__What you have to do__.
Below are records. Copy every line with "investigations" in it.

__Supplied records__.
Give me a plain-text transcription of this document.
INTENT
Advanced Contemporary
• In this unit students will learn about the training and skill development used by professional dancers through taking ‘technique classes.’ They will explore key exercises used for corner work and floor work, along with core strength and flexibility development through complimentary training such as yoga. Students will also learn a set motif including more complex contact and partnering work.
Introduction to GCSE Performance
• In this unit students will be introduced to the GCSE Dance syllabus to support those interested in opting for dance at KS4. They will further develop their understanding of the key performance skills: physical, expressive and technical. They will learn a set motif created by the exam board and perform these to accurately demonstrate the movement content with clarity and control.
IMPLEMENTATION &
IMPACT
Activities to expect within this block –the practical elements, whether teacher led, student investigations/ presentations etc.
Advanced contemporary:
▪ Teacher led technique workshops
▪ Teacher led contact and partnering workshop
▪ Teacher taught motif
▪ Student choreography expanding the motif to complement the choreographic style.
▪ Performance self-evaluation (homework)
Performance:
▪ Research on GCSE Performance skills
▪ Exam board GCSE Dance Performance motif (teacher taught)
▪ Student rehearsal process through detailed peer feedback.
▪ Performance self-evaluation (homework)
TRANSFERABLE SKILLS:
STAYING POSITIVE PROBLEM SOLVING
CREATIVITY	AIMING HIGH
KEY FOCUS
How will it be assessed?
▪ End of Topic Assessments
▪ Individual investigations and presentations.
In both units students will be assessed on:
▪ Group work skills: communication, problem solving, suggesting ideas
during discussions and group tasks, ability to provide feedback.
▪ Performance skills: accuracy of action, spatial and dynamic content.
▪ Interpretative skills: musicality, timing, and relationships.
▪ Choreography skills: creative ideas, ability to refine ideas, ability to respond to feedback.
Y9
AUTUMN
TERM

__Response__.
Activities to expect within this block –the practical elements, whether teacher led, student investigations/ presentations etc.
▪ Individual investigations and presentations.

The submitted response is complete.